RECORDS FOR THIS TASK.
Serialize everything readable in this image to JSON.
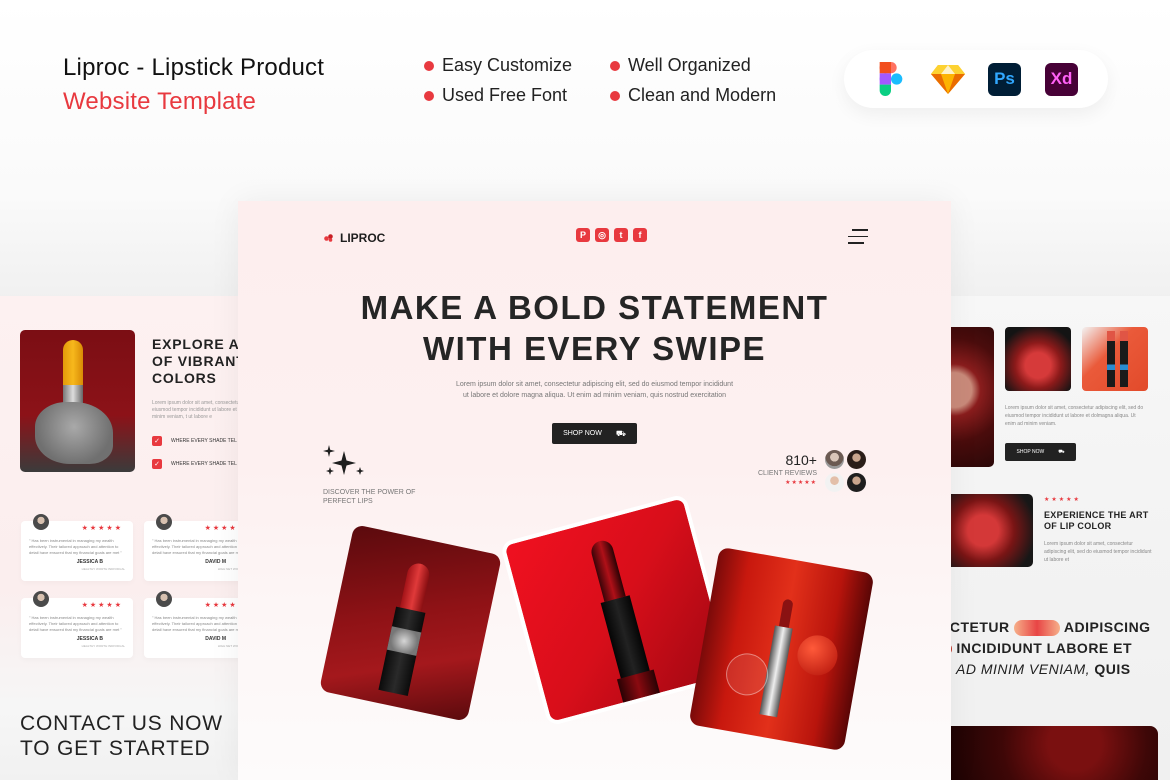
{
  "header": {
    "title_line1": "Liproc - Lipstick Product",
    "title_line2": "Website Template",
    "features": [
      "Easy Customize",
      "Well Organized",
      "Used Free Font",
      "Clean and Modern"
    ],
    "tools": [
      {
        "name": "figma-icon",
        "label": ""
      },
      {
        "name": "sketch-icon",
        "label": ""
      },
      {
        "name": "photoshop-icon",
        "label": "Ps"
      },
      {
        "name": "xd-icon",
        "label": "Xd"
      }
    ]
  },
  "main": {
    "logo": "LIPROC",
    "social": [
      "P",
      "◎",
      "t",
      "f"
    ],
    "hero_line1": "MAKE A BOLD STATEMENT",
    "hero_line2": "WITH EVERY SWIPE",
    "subtext_line1": "Lorem ipsum dolor sit amet, consectetur adipiscing elit, sed do eiusmod tempor incididunt",
    "subtext_line2": "ut labore et dolore magna aliqua. Ut enim ad minim veniam, quis nostrud exercitation",
    "shop_label": "SHOP NOW",
    "cart_icon": "🛒",
    "sparkle": "✦",
    "discover_line1": "DISCOVER THE POWER OF",
    "discover_line2": "PERFECT LIPS",
    "reviews_count": "810+",
    "reviews_label": "CLIENT REVIEWS",
    "reviews_stars": "★★★★★"
  },
  "left": {
    "explore_line1": "EXPLORE A V",
    "explore_line2": "OF VIBRANT",
    "explore_line3": "COLORS",
    "text": "Lorem ipsum dolor sit amet, consectetur adi eiusmod tempor incididunt ut labore et dolm minim veniam, t ut labore e",
    "checks": [
      "WHERE EVERY SHADE TEL",
      "WHERE EVERY SHADE TEL"
    ],
    "testimonials": [
      {
        "quote": "\" Has been instrumental in managing my wealth effectively. Their tailored approach and attention to detail have ensured that my financial goals are met \"",
        "name": "JESSICA B",
        "role": "HEALTHY WORTH INDIVIDUAL",
        "stars": "★★★★★"
      },
      {
        "quote": "\" Has been instrumental in managing my wealth effectively. Their tailored approach and attention to detail have ensured that my financial goals are met \"",
        "name": "DAVID M",
        "role": "HIGH NET WORTH IN",
        "stars": "★★★★★"
      },
      {
        "quote": "\" Has been instrumental in managing my wealth effectively. Their tailored approach and attention to detail have ensured that my financial goals are met \"",
        "name": "JESSICA B",
        "role": "HEALTHY WORTH INDIVIDUAL",
        "stars": "★★★★★"
      },
      {
        "quote": "\" Has been instrumental in managing my wealth effectively. Their tailored approach and attention to detail have ensured that my financial goals are met \"",
        "name": "DAVID M",
        "role": "HIGH NET WORTH IN",
        "stars": "★★★★★"
      }
    ],
    "contact_line1": "CONTACT US NOW",
    "contact_line2": "TO GET STARTED"
  },
  "right": {
    "text": "Lorem ipsum dolor sit amet, consectetur adipiscing elit, sed do eiusmod tempor incididunt ut labore et dolmagna aliqua. Ut enim ad minim veniam.",
    "shop_label": "SHOP NOW",
    "stars": "★★★★★",
    "experience_line1": "EXPERIENCE THE ART",
    "experience_line2": "OF LIP COLOR",
    "text2": "Lorem ipsum dolor sit amet, consectetur adipiscing elit, sed do eiusmod tempor incididunt ut labore et",
    "big_line1a": "ECTETUR",
    "big_line1b": "ADIPISCING",
    "big_line2": "INCIDIDUNT LABORE ET",
    "big_line3a": "AD MINIM VENIAM,",
    "big_line3b": "QUIS"
  },
  "colors": {
    "accent": "#e8393f",
    "dark": "#222222"
  }
}
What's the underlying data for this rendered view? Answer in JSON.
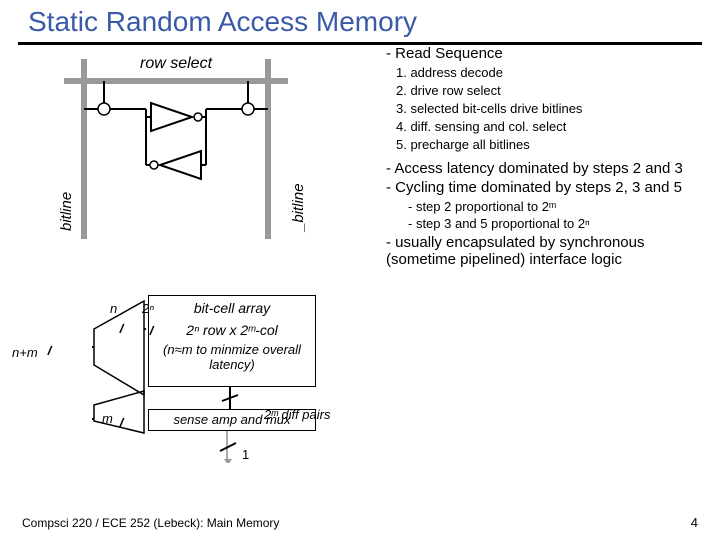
{
  "title": "Static Random Access Memory",
  "diagram": {
    "row_select": "row select",
    "bitline": "bitline",
    "bitline_bar": "_bitline",
    "bitcell_array": "bit-cell array",
    "array_spec": "2ⁿ row x 2ᵐ-col",
    "array_note": "(n≈m to minmize overall latency)",
    "sense_amp": "sense amp and mux",
    "diff_pairs": "2ᵐ diff pairs",
    "n": "n",
    "nm": "n+m",
    "m": "m",
    "two_n": "2ⁿ",
    "one": "1"
  },
  "read_seq": {
    "heading": "- Read Sequence",
    "items": [
      "1. address decode",
      "2. drive row select",
      "3. selected bit-cells drive bitlines",
      "4. diff. sensing and col. select",
      "5. precharge all bitlines"
    ]
  },
  "notes": {
    "n1": "- Access latency dominated by steps 2 and 3",
    "n2": "- Cycling time dominated by steps 2, 3 and 5",
    "s1": "- step 2 proportional to 2ᵐ",
    "s2": "- step 3 and 5 proportional to 2ⁿ",
    "n3": "- usually encapsulated by synchronous (sometime pipelined) interface logic"
  },
  "footer": "Compsci 220 / ECE 252 (Lebeck): Main Memory",
  "page": "4"
}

EXERCISE DESCRIPTION.
Retype every record above exactly as written, but leave out the pictures.

TASK OUTPUT.
Serialize everything readable in this image to JSON.
{
  "header": {
    "title_line1": "Liproc - Lipstick Product",
    "title_line2": "Website Template",
    "features": [
      "Easy Customize",
      "Well Organized",
      "Used Free Font",
      "Clean and Modern"
    ],
    "tools": [
      {
        "name": "figma-icon",
        "label": ""
      },
      {
        "name": "sketch-icon",
        "label": ""
      },
      {
        "name": "photoshop-icon",
        "label": "Ps"
      },
      {
        "name": "xd-icon",
        "label": "Xd"
      }
    ]
  },
  "main": {
    "logo": "LIPROC",
    "social": [
      "P",
      "◎",
      "t",
      "f"
    ],
    "hero_line1": "MAKE A BOLD STATEMENT",
    "hero_line2": "WITH EVERY SWIPE",
    "subtext_line1": "Lorem ipsum dolor sit amet, consectetur adipiscing elit, sed do eiusmod tempor incididunt",
    "subtext_line2": "ut labore et dolore magna aliqua. Ut enim ad minim veniam, quis nostrud exercitation",
    "shop_label": "SHOP NOW",
    "cart_icon": "🛒",
    "sparkle": "✦",
    "discover_line1": "DISCOVER THE POWER OF",
    "discover_line2": "PERFECT LIPS",
    "reviews_count": "810+",
    "reviews_label": "CLIENT REVIEWS",
    "reviews_stars": "★★★★★"
  },
  "left": {
    "explore_line1": "EXPLORE A V",
    "explore_line2": "OF VIBRANT",
    "explore_line3": "COLORS",
    "text": "Lorem ipsum dolor sit amet, consectetur adi eiusmod tempor incididunt ut labore et dolm minim veniam, t ut labore e",
    "checks": [
      "WHERE EVERY SHADE TEL",
      "WHERE EVERY SHADE TEL"
    ],
    "testimonials": [
      {
        "quote": "\" Has been instrumental in managing my wealth effectively. Their tailored approach and attention to detail have ensured that my financial goals are met \"",
        "name": "JESSICA B",
        "role": "HEALTHY WORTH INDIVIDUAL",
        "stars": "★★★★★"
      },
      {
        "quote": "\" Has been instrumental in managing my wealth effectively. Their tailored approach and attention to detail have ensured that my financial goals are met \"",
        "name": "DAVID M",
        "role": "HIGH NET WORTH IN",
        "stars": "★★★★★"
      },
      {
        "quote": "\" Has been instrumental in managing my wealth effectively. Their tailored approach and attention to detail have ensured that my financial goals are met \"",
        "name": "JESSICA B",
        "role": "HEALTHY WORTH INDIVIDUAL",
        "stars": "★★★★★"
      },
      {
        "quote": "\" Has been instrumental in managing my wealth effectively. Their tailored approach and attention to detail have ensured that my financial goals are met \"",
        "name": "DAVID M",
        "role": "HIGH NET WORTH IN",
        "stars": "★★★★★"
      }
    ],
    "contact_line1": "CONTACT US NOW",
    "contact_line2": "TO GET STARTED"
  },
  "right": {
    "text": "Lorem ipsum dolor sit amet, consectetur adipiscing elit, sed do eiusmod tempor incididunt ut labore et dolmagna aliqua. Ut enim ad minim veniam.",
    "shop_label": "SHOP NOW",
    "stars": "★★★★★",
    "experience_line1": "EXPERIENCE THE ART",
    "experience_line2": "OF LIP COLOR",
    "text2": "Lorem ipsum dolor sit amet, consectetur adipiscing elit, sed do eiusmod tempor incididunt ut labore et",
    "big_line1a": "ECTETUR",
    "big_line1b": "ADIPISCING",
    "big_line2": "INCIDIDUNT LABORE ET",
    "big_line3a": "AD MINIM VENIAM,",
    "big_line3b": "QUIS"
  },
  "colors": {
    "accent": "#e8393f",
    "dark": "#222222"
  }
}
What's the underlying data for this rendered view? Answer in JSON.
{
  "title": "Static Random Access Memory",
  "diagram": {
    "row_select": "row select",
    "bitline": "bitline",
    "bitline_bar": "_bitline",
    "bitcell_array": "bit-cell array",
    "array_spec": "2ⁿ row x 2ᵐ-col",
    "array_note": "(n≈m to minmize overall latency)",
    "sense_amp": "sense amp and mux",
    "diff_pairs": "2ᵐ diff pairs",
    "n": "n",
    "nm": "n+m",
    "m": "m",
    "two_n": "2ⁿ",
    "one": "1"
  },
  "read_seq": {
    "heading": "- Read Sequence",
    "items": [
      "1. address decode",
      "2. drive row select",
      "3. selected bit-cells drive bitlines",
      "4. diff. sensing and col. select",
      "5. precharge all bitlines"
    ]
  },
  "notes": {
    "n1": "- Access latency dominated by steps 2 and 3",
    "n2": "- Cycling time dominated by steps 2, 3 and 5",
    "s1": "- step 2 proportional to 2ᵐ",
    "s2": "- step 3 and 5 proportional to 2ⁿ",
    "n3": "- usually encapsulated by synchronous (sometime pipelined) interface logic"
  },
  "footer": "Compsci 220 / ECE 252 (Lebeck): Main Memory",
  "page": "4"
}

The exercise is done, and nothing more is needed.